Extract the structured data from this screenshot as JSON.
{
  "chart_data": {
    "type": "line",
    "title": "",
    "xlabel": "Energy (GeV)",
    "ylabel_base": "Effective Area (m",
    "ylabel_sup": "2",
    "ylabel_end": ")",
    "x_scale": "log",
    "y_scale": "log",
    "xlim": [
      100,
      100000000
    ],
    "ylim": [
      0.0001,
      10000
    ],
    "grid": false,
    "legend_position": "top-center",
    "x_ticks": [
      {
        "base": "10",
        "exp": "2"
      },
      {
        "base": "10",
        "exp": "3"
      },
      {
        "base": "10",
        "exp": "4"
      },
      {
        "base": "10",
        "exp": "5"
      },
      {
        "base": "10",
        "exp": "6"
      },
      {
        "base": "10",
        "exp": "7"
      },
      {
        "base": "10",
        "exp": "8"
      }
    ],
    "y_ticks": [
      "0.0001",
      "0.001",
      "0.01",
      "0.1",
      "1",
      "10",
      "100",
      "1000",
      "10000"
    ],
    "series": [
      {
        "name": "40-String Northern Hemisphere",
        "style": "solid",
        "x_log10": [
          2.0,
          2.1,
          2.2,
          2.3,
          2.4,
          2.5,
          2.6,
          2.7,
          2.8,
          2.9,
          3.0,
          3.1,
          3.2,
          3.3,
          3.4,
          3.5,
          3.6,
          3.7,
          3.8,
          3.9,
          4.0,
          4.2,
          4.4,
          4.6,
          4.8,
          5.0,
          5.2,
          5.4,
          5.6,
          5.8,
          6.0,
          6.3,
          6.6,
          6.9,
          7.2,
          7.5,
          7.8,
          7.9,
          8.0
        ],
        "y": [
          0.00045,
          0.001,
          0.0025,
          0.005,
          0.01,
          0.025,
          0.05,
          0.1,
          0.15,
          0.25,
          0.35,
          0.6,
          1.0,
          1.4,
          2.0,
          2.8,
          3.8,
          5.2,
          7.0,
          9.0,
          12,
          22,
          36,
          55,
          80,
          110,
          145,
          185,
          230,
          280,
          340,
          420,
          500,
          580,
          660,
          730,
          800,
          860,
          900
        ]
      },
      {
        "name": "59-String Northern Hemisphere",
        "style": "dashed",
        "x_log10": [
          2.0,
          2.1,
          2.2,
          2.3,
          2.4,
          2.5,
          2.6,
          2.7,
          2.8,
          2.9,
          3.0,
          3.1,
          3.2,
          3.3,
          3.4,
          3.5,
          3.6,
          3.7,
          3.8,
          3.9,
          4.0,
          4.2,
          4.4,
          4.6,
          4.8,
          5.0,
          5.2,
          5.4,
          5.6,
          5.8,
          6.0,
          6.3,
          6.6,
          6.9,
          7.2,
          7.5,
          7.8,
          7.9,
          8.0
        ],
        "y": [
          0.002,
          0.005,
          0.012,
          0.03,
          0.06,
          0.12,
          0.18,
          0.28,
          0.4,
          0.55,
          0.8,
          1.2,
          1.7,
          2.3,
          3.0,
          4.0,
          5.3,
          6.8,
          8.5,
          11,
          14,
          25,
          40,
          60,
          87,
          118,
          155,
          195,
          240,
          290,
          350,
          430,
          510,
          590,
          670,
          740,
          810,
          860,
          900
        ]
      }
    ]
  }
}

============

Print again each line of the listing above, exactly as it appears.

> SOLUTION TO THIS PROBLEM
Extract the structured data from this screenshot as JSON.
{
  "chart_data": {
    "type": "line",
    "title": "",
    "xlabel": "Energy (GeV)",
    "ylabel_base": "Effective Area (m",
    "ylabel_sup": "2",
    "ylabel_end": ")",
    "x_scale": "log",
    "y_scale": "log",
    "xlim": [
      100,
      100000000
    ],
    "ylim": [
      0.0001,
      10000
    ],
    "grid": false,
    "legend_position": "top-center",
    "x_ticks": [
      {
        "base": "10",
        "exp": "2"
      },
      {
        "base": "10",
        "exp": "3"
      },
      {
        "base": "10",
        "exp": "4"
      },
      {
        "base": "10",
        "exp": "5"
      },
      {
        "base": "10",
        "exp": "6"
      },
      {
        "base": "10",
        "exp": "7"
      },
      {
        "base": "10",
        "exp": "8"
      }
    ],
    "y_ticks": [
      "0.0001",
      "0.001",
      "0.01",
      "0.1",
      "1",
      "10",
      "100",
      "1000",
      "10000"
    ],
    "series": [
      {
        "name": "40-String Northern Hemisphere",
        "style": "solid",
        "x_log10": [
          2.0,
          2.1,
          2.2,
          2.3,
          2.4,
          2.5,
          2.6,
          2.7,
          2.8,
          2.9,
          3.0,
          3.1,
          3.2,
          3.3,
          3.4,
          3.5,
          3.6,
          3.7,
          3.8,
          3.9,
          4.0,
          4.2,
          4.4,
          4.6,
          4.8,
          5.0,
          5.2,
          5.4,
          5.6,
          5.8,
          6.0,
          6.3,
          6.6,
          6.9,
          7.2,
          7.5,
          7.8,
          7.9,
          8.0
        ],
        "y": [
          0.00045,
          0.001,
          0.0025,
          0.005,
          0.01,
          0.025,
          0.05,
          0.1,
          0.15,
          0.25,
          0.35,
          0.6,
          1.0,
          1.4,
          2.0,
          2.8,
          3.8,
          5.2,
          7.0,
          9.0,
          12,
          22,
          36,
          55,
          80,
          110,
          145,
          185,
          230,
          280,
          340,
          420,
          500,
          580,
          660,
          730,
          800,
          860,
          900
        ]
      },
      {
        "name": "59-String Northern Hemisphere",
        "style": "dashed",
        "x_log10": [
          2.0,
          2.1,
          2.2,
          2.3,
          2.4,
          2.5,
          2.6,
          2.7,
          2.8,
          2.9,
          3.0,
          3.1,
          3.2,
          3.3,
          3.4,
          3.5,
          3.6,
          3.7,
          3.8,
          3.9,
          4.0,
          4.2,
          4.4,
          4.6,
          4.8,
          5.0,
          5.2,
          5.4,
          5.6,
          5.8,
          6.0,
          6.3,
          6.6,
          6.9,
          7.2,
          7.5,
          7.8,
          7.9,
          8.0
        ],
        "y": [
          0.002,
          0.005,
          0.012,
          0.03,
          0.06,
          0.12,
          0.18,
          0.28,
          0.4,
          0.55,
          0.8,
          1.2,
          1.7,
          2.3,
          3.0,
          4.0,
          5.3,
          6.8,
          8.5,
          11,
          14,
          25,
          40,
          60,
          87,
          118,
          155,
          195,
          240,
          290,
          350,
          430,
          510,
          590,
          670,
          740,
          810,
          860,
          900
        ]
      }
    ]
  }
}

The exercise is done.